--- begin ---

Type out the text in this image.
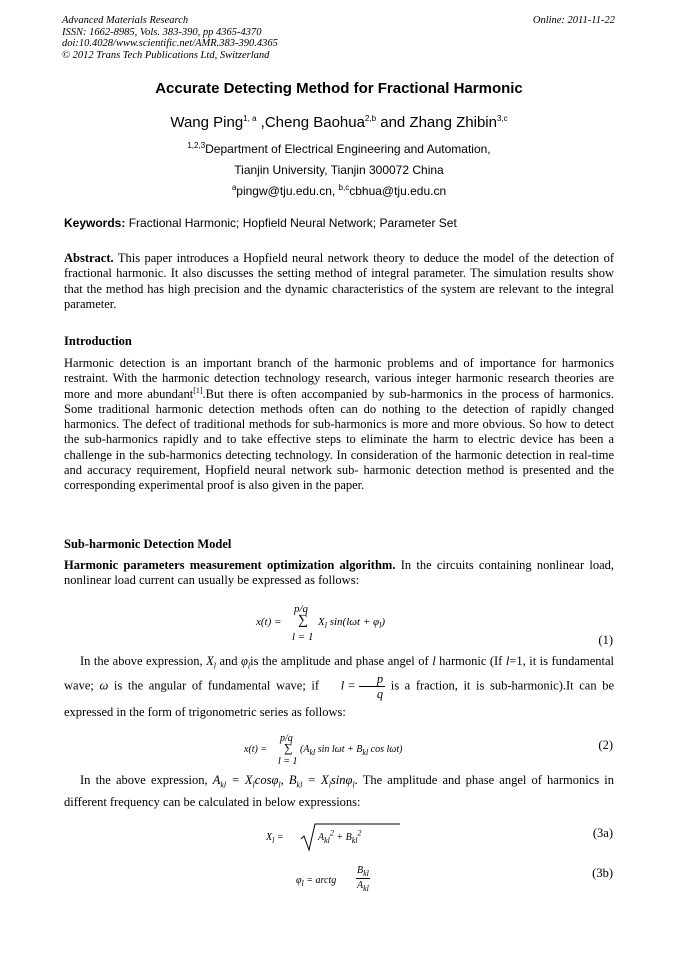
Advanced Materials Research
ISSN: 1662-8985, Vols. 383-390, pp 4365-4370
doi:10.4028/www.scientific.net/AMR.383-390.4365
© 2012 Trans Tech Publications Ltd, Switzerland
Online: 2011-11-22
Accurate Detecting Method for Fractional Harmonic
Wang Ping$^{1, a}$ ,Cheng Baohua$^{2,b}$ and Zhang Zhibin$^{3,c}$
$^{1,2,3}$Department of Electrical Engineering and Automation,
Tianjin University, Tianjin 300072 China
$^a$pingw@tju.edu.cn, $^{b,c}$cbhua@tju.edu.cn
Keywords: Fractional Harmonic; Hopfield Neural Network; Parameter Set
Abstract. This paper introduces a Hopfield neural network theory to deduce the model of the detection of fractional harmonic. It also discusses the setting method of integral parameter. The simulation results show that the method has high precision and the dynamic characteristics of the system are relevant to the integral parameter.
Introduction
Harmonic detection is an important branch of the harmonic problems and of importance for harmonics restraint. With the harmonic detection technology research, various integer harmonic research theories are more and more abundant[1].But there is often accompanied by sub-harmonics in the process of harmonics. Some traditional harmonic detection methods often can do nothing to the detection of rapidly changed harmonics. The defect of traditional methods for sub-harmonics is more and more obvious. So how to detect the sub-harmonics rapidly and to take effective steps to eliminate the harm to electric device has been a challenge in the sub-harmonics detecting technology. In consideration of the harmonic detection in real-time and accuracy requirement, Hopfield neural network sub- harmonic detection method is presented and the corresponding experimental proof is also given in the paper.
Sub-harmonic Detection Model
Harmonic parameters measurement optimization algorithm. In the circuits containing nonlinear load, nonlinear load current can usually be expressed as follows:
x(t) =
p/q
∑
l = 1
$X_l$ $\sin(l\omega t + \varphi_l)$
(1)
In the above expression, $X_l$ and $\varphi_lis$ the amplitude and phase angel of l harmonic (If l=1, it is fundamental wave; ω is the angular of fundamental wave; if $l = \frac{p}{q}$ is a fraction, it is sub-harmonic).It can be expressed in the form of trigonometric series as follows:
x(t) =
p/q
∑
l = 1
($A_{kl}$ $\sin l\omega t + B_{kl}$ cos lωt)	(2)
In the above expression, $A_{kl} = X_l\cos\varphi_l$, $B_{kl} = X_l\sin\varphi_l$. The amplitude and phase angel of harmonics in different frequency can be calculated in below expressions:
$X_l$ =	$A_{kl}^2 + B_{kl}^2$	(3a)
$\varphi_l$ = arctg
$B_{kl}$
$A_{kl}$
(3b)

--- end ---

Work to do:
Quote every record above exactly, leaving out the pictures.

Response to the exercise:
Type out the text in this image.
Advanced Materials Research
ISSN: 1662-8985, Vols. 383-390, pp 4365-4370
doi:10.4028/www.scientific.net/AMR.383-390.4365
© 2012 Trans Tech Publications Ltd, Switzerland
Online: 2011-11-22
Accurate Detecting Method for Fractional Harmonic
Wang Ping$^{1, a}$ ,Cheng Baohua$^{2,b}$ and Zhang Zhibin$^{3,c}$
$^{1,2,3}$Department of Electrical Engineering and Automation,
Tianjin University, Tianjin 300072 China
$^a$pingw@tju.edu.cn, $^{b,c}$cbhua@tju.edu.cn
Keywords: Fractional Harmonic; Hopfield Neural Network; Parameter Set
Abstract. This paper introduces a Hopfield neural network theory to deduce the model of the detection of fractional harmonic. It also discusses the setting method of integral parameter. The simulation results show that the method has high precision and the dynamic characteristics of the system are relevant to the integral parameter.
Introduction
Harmonic detection is an important branch of the harmonic problems and of importance for harmonics restraint. With the harmonic detection technology research, various integer harmonic research theories are more and more abundant[1].But there is often accompanied by sub-harmonics in the process of harmonics. Some traditional harmonic detection methods often can do nothing to the detection of rapidly changed harmonics. The defect of traditional methods for sub-harmonics is more and more obvious. So how to detect the sub-harmonics rapidly and to take effective steps to eliminate the harm to electric device has been a challenge in the sub-harmonics detecting technology. In consideration of the harmonic detection in real-time and accuracy requirement, Hopfield neural network sub- harmonic detection method is presented and the corresponding experimental proof is also given in the paper.
Sub-harmonic Detection Model
Harmonic parameters measurement optimization algorithm. In the circuits containing nonlinear load, nonlinear load current can usually be expressed as follows:
x(t) =
p/q
∑
l = 1
$X_l$ $\sin(l\omega t + \varphi_l)$
(1)
In the above expression, $X_l$ and $\varphi_lis$ the amplitude and phase angel of l harmonic (If l=1, it is fundamental wave; ω is the angular of fundamental wave; if $l = \frac{p}{q}$ is a fraction, it is sub-harmonic).It can be expressed in the form of trigonometric series as follows:
x(t) =
p/q
∑
l = 1
($A_{kl}$ $\sin l\omega t + B_{kl}$ cos lωt)	(2)
In the above expression, $A_{kl} = X_l\cos\varphi_l$, $B_{kl} = X_l\sin\varphi_l$. The amplitude and phase angel of harmonics in different frequency can be calculated in below expressions:
$X_l$ =	$A_{kl}^2 + B_{kl}^2$	(3a)
$\varphi_l$ = arctg
$B_{kl}$
$A_{kl}$
(3b)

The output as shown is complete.